● PROVIDED DATA:
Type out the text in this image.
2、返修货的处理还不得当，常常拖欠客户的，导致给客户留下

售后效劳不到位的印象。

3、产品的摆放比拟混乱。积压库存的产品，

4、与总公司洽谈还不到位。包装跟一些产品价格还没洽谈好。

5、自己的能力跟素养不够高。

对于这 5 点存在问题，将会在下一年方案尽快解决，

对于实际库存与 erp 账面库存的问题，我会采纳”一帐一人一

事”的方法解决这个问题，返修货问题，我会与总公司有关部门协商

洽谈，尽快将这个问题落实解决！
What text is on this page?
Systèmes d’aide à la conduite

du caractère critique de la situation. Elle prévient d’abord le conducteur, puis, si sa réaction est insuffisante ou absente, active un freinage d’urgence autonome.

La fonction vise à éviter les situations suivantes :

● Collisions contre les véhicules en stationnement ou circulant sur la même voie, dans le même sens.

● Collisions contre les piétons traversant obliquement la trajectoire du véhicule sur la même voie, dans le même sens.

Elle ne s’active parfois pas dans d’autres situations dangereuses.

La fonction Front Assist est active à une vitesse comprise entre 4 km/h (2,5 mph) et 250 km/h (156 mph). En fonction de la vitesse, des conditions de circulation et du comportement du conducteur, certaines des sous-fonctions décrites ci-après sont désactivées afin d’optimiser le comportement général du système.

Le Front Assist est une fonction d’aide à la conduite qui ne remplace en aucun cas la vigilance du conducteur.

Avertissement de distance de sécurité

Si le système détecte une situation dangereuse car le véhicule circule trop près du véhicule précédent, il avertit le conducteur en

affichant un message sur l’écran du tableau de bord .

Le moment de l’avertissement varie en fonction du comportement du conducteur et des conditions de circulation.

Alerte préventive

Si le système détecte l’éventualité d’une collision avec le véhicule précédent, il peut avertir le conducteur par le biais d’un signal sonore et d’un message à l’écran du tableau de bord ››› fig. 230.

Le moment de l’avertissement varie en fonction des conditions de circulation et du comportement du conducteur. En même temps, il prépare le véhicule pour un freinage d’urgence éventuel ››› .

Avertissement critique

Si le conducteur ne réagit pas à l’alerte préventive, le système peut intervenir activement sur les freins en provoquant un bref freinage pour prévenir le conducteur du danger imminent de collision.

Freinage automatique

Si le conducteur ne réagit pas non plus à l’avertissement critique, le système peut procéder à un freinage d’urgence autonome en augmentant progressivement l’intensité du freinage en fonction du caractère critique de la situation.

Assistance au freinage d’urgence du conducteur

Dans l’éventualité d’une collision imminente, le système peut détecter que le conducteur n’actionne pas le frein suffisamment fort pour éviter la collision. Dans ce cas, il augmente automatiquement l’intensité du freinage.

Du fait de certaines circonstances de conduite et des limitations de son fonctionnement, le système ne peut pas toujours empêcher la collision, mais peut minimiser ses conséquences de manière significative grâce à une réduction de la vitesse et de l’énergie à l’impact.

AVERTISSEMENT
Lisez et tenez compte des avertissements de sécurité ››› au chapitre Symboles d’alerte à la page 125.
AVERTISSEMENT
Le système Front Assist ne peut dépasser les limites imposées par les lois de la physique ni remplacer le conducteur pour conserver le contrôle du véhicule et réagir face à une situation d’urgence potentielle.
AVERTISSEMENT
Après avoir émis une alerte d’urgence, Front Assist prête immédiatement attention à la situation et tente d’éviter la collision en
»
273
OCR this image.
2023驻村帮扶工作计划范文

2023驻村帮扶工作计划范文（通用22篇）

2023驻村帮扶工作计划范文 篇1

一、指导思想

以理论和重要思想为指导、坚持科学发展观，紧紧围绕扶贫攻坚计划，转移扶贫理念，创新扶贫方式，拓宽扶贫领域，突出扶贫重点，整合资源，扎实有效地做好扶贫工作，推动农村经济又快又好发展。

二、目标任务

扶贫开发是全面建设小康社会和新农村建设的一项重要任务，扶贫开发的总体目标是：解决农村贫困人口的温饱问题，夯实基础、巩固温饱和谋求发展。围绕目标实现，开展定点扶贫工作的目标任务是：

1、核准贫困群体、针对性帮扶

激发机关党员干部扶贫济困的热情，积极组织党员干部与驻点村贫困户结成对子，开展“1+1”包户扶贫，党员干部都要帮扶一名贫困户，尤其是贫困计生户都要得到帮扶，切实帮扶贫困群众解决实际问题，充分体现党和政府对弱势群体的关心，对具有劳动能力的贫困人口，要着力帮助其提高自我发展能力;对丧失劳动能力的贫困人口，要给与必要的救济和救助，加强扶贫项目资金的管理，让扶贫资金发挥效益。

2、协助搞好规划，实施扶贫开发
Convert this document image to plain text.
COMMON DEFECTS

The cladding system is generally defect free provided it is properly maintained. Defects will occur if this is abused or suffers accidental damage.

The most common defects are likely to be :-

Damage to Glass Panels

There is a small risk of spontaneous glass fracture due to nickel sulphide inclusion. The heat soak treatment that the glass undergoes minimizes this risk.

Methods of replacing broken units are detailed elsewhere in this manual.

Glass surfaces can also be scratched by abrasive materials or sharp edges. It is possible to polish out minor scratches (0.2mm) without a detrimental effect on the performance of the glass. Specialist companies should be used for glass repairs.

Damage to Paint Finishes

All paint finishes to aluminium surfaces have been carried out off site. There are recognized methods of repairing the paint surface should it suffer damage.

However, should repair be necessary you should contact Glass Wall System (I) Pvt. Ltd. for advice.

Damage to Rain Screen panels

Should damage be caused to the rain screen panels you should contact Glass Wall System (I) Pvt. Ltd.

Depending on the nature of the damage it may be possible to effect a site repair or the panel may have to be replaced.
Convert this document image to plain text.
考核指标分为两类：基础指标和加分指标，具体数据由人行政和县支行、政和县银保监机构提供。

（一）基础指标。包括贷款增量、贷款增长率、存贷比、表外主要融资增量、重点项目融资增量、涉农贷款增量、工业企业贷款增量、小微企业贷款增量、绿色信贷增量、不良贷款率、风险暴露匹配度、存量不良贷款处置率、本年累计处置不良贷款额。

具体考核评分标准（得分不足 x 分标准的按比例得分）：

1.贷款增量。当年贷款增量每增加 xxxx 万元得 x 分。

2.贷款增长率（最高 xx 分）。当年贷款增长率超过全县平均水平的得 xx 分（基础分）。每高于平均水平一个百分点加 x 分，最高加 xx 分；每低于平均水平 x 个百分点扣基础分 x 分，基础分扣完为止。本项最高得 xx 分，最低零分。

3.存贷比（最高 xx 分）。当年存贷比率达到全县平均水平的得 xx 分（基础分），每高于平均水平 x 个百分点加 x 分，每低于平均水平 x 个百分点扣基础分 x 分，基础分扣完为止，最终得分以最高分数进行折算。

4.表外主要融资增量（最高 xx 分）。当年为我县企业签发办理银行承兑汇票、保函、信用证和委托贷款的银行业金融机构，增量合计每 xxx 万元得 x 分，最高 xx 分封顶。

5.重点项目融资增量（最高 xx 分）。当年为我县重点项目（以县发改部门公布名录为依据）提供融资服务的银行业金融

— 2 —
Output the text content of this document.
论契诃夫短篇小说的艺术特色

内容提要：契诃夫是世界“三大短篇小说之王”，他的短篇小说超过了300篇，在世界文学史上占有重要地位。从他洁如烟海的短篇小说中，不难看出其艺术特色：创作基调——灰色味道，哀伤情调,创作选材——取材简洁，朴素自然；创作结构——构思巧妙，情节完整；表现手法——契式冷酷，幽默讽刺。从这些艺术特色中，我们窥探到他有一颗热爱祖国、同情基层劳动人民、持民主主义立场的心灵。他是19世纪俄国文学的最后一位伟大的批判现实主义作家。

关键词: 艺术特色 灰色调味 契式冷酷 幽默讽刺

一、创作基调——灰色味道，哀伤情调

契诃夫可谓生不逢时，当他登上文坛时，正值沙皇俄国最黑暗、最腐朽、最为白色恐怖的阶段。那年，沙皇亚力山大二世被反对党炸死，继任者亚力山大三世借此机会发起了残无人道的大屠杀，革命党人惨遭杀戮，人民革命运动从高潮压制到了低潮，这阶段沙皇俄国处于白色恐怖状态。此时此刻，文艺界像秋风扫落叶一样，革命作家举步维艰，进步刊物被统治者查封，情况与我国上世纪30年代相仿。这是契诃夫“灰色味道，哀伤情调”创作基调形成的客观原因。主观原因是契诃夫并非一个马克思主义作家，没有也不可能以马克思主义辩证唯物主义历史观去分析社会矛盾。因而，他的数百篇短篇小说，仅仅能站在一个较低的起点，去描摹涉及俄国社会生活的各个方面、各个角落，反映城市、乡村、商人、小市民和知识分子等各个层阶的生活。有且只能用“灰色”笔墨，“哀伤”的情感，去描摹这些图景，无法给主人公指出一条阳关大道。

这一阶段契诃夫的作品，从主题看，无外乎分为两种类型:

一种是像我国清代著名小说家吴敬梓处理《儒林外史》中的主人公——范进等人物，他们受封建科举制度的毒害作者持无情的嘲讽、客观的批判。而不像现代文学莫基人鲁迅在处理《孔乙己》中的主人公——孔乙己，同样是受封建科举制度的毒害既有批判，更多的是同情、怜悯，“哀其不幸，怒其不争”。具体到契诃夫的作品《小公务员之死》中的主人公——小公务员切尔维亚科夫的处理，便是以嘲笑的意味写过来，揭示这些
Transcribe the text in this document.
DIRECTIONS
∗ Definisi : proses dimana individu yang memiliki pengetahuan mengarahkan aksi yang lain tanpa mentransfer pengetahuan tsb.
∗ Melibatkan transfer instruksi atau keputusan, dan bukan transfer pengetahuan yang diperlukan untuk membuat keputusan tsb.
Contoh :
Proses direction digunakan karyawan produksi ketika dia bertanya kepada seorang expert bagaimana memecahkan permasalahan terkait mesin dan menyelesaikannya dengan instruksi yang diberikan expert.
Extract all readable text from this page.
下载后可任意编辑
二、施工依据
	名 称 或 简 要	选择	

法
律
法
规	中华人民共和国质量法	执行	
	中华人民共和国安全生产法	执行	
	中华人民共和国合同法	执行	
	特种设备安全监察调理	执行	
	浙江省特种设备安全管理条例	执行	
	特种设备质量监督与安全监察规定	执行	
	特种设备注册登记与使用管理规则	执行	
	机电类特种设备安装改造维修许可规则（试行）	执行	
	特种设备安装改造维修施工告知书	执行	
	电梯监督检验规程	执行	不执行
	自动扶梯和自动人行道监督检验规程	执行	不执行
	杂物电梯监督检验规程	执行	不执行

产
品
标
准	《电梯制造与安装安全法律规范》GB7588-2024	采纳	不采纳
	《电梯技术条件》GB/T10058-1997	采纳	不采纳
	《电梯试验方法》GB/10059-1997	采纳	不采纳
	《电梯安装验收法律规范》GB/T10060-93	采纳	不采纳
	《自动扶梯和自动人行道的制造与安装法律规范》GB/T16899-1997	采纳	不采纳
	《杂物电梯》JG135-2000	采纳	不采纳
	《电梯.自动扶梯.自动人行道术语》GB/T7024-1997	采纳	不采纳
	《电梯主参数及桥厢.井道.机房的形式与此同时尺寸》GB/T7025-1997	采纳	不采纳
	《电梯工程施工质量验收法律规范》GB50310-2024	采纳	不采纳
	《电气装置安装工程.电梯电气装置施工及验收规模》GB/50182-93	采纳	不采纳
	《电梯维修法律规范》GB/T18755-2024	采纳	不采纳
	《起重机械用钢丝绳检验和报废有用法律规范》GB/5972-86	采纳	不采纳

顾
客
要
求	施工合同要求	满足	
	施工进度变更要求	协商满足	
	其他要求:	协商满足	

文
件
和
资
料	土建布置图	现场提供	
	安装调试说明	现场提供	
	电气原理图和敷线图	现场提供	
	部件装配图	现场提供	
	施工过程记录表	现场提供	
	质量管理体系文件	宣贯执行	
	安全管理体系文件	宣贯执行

● WHAT IS ASKED:
All lines holding the word "have" should be picked out and copied.

● REPLY:
All paint finishes to aluminium surfaces have been carried out off site. There are recognized methods of repairing the paint surface should it suffer damage.
Depending on the nature of the damage it may be possible to effect a site repair or the panel may have to be replaced.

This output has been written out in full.